Instructions for the task:
Update the part of the records that opens with the first line and closes with the line containing "item-row bbox=[256, 497, 446, 509]" by replacing "price-currency" with "currency-symbol" and leaving everything else unchanged. Give only those updated lines.

Available records:
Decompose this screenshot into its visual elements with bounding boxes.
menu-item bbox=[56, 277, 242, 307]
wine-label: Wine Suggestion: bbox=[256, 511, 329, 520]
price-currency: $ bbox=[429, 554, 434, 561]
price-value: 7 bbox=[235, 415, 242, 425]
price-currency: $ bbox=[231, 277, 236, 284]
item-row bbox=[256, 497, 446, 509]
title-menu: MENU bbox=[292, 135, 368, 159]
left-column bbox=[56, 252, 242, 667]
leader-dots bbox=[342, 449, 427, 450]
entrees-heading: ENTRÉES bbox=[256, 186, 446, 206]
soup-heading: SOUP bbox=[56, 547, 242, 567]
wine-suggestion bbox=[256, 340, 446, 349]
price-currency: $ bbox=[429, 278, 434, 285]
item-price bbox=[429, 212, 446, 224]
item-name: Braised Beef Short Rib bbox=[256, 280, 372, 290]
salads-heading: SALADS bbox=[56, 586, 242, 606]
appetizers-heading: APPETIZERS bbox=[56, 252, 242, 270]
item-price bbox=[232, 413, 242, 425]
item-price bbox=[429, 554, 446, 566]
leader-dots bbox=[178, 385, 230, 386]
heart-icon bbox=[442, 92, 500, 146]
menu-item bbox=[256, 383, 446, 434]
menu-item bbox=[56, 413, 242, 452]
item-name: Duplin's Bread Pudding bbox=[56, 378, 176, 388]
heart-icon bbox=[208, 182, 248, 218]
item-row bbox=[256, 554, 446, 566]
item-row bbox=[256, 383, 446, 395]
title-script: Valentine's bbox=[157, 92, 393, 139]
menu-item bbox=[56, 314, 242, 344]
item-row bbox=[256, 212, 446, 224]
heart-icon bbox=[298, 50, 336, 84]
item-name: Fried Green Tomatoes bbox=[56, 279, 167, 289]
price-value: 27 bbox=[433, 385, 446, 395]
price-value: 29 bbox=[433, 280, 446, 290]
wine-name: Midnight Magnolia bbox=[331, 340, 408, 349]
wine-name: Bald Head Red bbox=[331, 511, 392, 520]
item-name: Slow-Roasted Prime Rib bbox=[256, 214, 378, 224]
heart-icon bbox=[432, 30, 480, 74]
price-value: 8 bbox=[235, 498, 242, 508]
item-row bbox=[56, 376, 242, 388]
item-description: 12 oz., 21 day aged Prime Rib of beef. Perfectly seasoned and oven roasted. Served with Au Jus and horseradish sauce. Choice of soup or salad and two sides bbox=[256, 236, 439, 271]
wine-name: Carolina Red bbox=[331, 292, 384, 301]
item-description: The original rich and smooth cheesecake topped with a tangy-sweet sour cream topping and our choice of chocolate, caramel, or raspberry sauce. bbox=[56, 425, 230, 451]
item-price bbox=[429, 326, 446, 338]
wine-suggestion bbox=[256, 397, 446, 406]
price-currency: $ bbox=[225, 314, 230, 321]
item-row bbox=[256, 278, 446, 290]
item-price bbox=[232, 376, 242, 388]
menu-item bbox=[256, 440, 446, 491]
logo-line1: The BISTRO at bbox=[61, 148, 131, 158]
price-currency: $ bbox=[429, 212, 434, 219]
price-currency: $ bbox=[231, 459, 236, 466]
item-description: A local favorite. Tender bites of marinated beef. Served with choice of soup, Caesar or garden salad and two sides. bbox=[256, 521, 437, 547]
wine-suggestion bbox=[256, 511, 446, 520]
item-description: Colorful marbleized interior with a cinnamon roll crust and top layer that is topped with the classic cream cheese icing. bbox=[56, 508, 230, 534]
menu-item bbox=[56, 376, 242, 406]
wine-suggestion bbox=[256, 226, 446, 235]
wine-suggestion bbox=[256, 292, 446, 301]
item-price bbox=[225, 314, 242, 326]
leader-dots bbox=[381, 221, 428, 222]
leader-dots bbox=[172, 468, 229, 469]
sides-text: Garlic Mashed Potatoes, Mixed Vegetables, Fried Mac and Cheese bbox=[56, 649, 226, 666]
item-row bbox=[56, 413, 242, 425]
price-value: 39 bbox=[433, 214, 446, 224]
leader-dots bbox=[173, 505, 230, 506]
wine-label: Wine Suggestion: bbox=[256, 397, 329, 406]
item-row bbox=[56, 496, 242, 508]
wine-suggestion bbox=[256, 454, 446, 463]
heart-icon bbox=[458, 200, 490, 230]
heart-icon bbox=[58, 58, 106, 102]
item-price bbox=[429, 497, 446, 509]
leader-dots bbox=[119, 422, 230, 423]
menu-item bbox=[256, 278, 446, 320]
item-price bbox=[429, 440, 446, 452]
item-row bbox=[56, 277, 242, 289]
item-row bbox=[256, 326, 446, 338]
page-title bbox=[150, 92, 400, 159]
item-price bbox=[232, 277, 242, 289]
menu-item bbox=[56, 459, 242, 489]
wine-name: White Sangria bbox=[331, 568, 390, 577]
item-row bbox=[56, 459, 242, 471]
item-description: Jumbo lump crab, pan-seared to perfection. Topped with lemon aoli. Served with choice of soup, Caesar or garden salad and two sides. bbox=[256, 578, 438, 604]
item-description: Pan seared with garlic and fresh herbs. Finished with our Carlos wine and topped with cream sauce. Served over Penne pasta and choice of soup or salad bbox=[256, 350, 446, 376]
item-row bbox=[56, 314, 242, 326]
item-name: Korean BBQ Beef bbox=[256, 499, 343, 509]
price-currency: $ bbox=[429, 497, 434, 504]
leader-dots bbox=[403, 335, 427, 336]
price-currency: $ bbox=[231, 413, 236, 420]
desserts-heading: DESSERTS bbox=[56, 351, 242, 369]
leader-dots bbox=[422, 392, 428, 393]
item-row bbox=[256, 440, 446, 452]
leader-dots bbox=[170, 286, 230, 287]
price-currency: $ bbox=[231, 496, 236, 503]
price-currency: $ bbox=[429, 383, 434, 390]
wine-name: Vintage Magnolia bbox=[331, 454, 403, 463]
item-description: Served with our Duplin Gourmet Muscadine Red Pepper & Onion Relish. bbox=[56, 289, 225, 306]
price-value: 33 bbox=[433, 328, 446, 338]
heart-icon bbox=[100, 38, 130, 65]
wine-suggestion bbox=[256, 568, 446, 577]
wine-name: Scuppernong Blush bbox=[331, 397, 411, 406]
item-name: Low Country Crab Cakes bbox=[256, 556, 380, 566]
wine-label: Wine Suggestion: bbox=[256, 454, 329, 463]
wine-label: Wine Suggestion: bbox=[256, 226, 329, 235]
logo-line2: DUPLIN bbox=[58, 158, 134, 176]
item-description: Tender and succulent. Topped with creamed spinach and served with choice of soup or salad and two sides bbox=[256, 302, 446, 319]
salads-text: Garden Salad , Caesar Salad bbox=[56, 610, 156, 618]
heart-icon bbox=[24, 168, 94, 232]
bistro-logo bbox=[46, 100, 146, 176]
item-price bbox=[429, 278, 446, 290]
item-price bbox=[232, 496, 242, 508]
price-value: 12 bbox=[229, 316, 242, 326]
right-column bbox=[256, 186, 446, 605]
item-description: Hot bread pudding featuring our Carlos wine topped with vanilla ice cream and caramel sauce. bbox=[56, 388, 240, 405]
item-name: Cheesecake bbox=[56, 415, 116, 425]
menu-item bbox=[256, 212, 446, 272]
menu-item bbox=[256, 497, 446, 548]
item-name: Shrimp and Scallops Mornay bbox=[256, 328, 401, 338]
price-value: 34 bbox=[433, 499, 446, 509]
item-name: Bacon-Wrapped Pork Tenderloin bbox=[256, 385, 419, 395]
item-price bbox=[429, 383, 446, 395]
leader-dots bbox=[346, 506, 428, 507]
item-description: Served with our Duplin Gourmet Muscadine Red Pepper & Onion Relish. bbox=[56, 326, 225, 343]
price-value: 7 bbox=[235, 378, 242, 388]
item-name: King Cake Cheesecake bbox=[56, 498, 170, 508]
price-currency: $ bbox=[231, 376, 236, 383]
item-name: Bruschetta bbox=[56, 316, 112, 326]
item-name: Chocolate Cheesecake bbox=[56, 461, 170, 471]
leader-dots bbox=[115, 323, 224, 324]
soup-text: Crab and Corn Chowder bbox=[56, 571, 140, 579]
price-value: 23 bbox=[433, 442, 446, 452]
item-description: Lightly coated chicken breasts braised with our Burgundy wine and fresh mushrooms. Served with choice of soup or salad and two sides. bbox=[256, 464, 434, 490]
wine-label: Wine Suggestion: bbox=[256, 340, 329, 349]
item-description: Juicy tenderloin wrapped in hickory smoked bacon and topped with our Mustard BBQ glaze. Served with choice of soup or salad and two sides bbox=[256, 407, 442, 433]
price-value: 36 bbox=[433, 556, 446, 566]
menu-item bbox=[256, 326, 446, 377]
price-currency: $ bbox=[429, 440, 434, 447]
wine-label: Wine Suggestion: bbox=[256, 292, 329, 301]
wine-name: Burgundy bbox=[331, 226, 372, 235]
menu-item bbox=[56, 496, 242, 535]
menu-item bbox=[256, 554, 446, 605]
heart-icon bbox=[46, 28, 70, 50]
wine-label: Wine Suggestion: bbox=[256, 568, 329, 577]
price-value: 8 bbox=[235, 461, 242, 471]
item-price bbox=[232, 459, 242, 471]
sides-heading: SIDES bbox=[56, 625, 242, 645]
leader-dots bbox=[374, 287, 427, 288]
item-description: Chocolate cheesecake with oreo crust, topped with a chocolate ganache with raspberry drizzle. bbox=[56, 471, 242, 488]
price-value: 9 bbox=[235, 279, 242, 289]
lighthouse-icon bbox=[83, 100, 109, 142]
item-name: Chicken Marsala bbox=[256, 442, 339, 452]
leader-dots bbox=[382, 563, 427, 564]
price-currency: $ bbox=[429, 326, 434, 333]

Correct response:
Decompose this screenshot into its visual elements with bounding boxes.
menu-item bbox=[56, 277, 242, 307]
wine-label: Wine Suggestion: bbox=[256, 511, 329, 520]
currency-symbol: $ bbox=[429, 554, 434, 561]
price-value: 7 bbox=[235, 415, 242, 425]
currency-symbol: $ bbox=[231, 277, 236, 284]
item-row bbox=[256, 497, 446, 509]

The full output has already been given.